--- start ---
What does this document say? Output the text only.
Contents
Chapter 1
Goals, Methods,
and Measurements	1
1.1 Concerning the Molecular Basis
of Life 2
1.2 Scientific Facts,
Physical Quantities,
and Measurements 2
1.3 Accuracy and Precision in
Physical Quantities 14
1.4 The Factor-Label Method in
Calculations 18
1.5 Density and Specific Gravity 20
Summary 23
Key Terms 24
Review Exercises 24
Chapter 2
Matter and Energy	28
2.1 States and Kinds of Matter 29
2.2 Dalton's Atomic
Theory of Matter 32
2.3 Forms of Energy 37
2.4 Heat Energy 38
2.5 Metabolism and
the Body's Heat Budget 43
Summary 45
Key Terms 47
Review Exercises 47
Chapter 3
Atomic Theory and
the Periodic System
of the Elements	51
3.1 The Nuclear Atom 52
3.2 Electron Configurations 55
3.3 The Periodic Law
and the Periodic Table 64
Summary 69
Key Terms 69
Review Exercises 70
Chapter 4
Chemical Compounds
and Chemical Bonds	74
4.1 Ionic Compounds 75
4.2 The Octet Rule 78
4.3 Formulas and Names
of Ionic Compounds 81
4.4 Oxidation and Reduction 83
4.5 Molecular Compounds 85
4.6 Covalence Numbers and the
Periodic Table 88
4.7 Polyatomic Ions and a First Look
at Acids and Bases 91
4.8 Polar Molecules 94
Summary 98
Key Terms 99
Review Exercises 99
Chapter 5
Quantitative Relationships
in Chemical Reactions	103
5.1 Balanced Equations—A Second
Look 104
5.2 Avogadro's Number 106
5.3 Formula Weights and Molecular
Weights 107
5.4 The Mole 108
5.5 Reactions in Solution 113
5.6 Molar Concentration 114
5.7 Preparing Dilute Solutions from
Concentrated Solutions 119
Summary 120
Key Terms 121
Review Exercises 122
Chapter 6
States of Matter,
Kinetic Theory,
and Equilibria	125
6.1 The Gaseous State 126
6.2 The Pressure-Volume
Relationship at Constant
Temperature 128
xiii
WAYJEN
--- end ---
*Written task*
Determine the number of lines in the entries above where the string "Ionic" appears. Answer with the number alone.

*Response to the exercise*
2